* _TASK INSTRUCTIONS_:
Go through the entries below and copy each line containing the word "level".

Collected data:

☆ ☆ ☆ ☆ ☆

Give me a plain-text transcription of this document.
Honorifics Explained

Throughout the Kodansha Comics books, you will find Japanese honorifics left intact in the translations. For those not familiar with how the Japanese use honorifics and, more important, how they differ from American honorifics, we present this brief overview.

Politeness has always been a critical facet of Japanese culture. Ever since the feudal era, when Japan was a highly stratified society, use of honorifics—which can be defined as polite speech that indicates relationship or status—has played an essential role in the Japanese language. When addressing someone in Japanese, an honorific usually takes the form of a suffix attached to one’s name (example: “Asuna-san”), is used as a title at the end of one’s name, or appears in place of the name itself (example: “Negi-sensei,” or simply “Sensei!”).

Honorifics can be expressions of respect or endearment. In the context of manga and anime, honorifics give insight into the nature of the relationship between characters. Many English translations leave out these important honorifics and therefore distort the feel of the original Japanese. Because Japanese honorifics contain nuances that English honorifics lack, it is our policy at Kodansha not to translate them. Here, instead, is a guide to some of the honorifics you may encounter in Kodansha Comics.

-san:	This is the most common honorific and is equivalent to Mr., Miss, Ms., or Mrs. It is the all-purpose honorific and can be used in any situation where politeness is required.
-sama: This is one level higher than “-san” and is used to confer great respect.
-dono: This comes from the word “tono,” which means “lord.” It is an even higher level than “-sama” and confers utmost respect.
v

☆ ☆ ☆ ☆ ☆

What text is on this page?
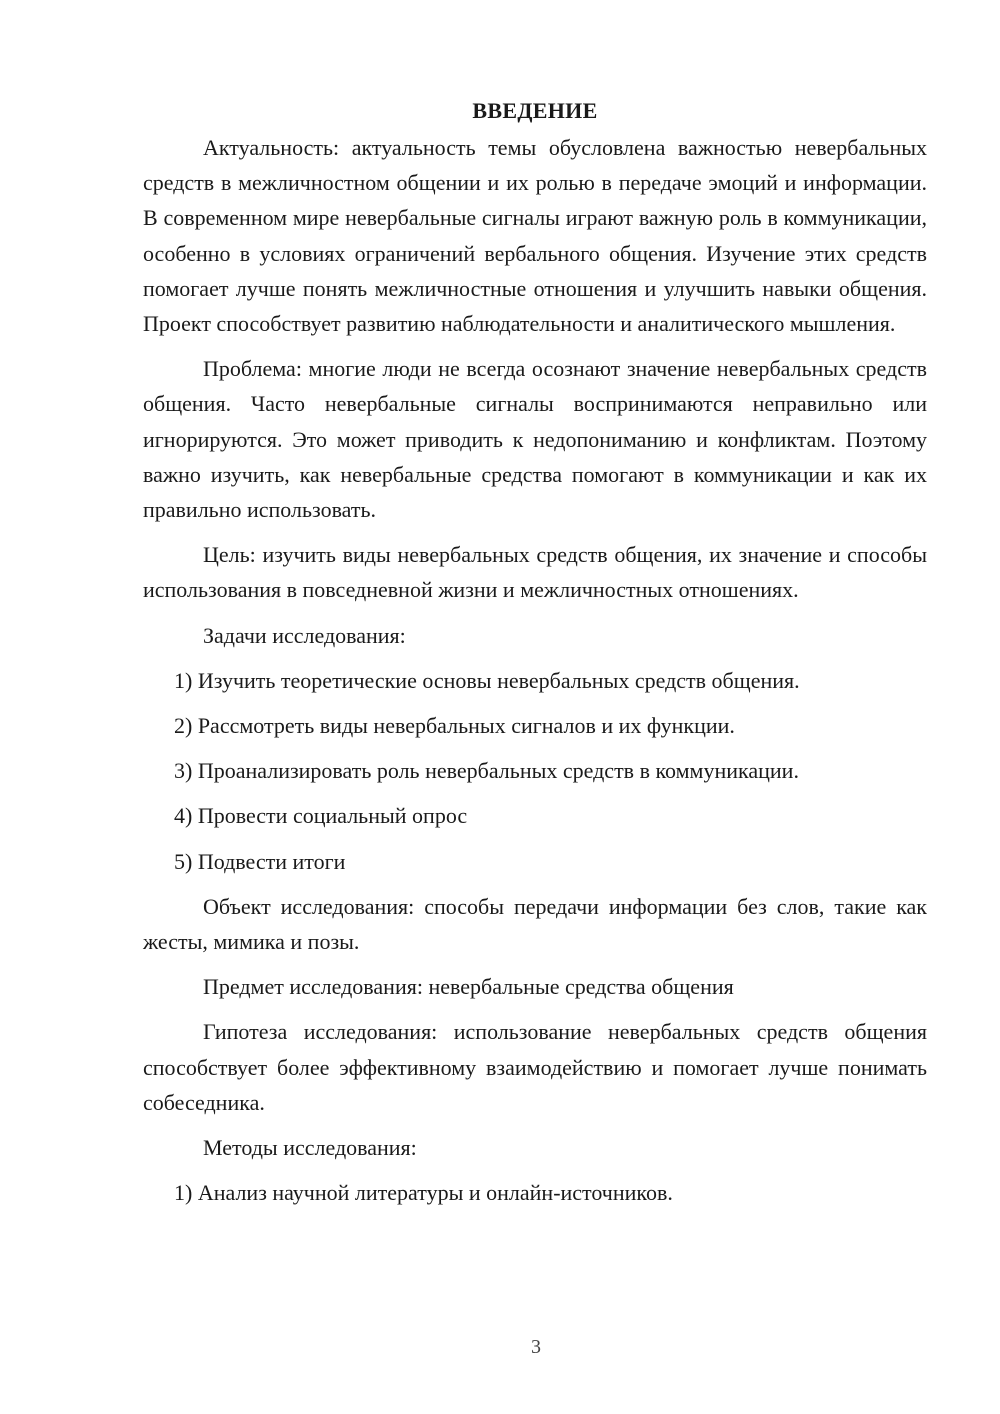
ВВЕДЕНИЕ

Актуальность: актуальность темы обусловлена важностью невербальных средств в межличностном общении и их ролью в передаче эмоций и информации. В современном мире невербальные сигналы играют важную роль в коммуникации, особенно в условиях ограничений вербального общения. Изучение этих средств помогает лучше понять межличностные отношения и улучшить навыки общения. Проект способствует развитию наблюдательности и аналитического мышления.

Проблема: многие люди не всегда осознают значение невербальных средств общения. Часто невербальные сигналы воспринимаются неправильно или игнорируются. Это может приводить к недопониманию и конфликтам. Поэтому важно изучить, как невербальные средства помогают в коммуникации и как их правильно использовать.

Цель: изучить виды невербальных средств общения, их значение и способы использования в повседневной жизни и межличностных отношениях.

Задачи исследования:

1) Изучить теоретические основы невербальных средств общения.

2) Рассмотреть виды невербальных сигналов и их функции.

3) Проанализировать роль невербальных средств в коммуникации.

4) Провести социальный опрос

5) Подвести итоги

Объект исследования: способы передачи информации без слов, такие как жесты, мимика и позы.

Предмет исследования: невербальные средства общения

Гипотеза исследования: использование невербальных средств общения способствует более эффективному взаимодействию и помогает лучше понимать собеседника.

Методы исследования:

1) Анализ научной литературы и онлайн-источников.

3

☆ ☆ ☆ ☆ ☆

* _RESULT_:
-sama: This is one level higher than “-san” and is used to confer great respect.
-dono: This comes from the word “tono,” which means “lord.” It is an even higher level than “-sama” and confers utmost respect.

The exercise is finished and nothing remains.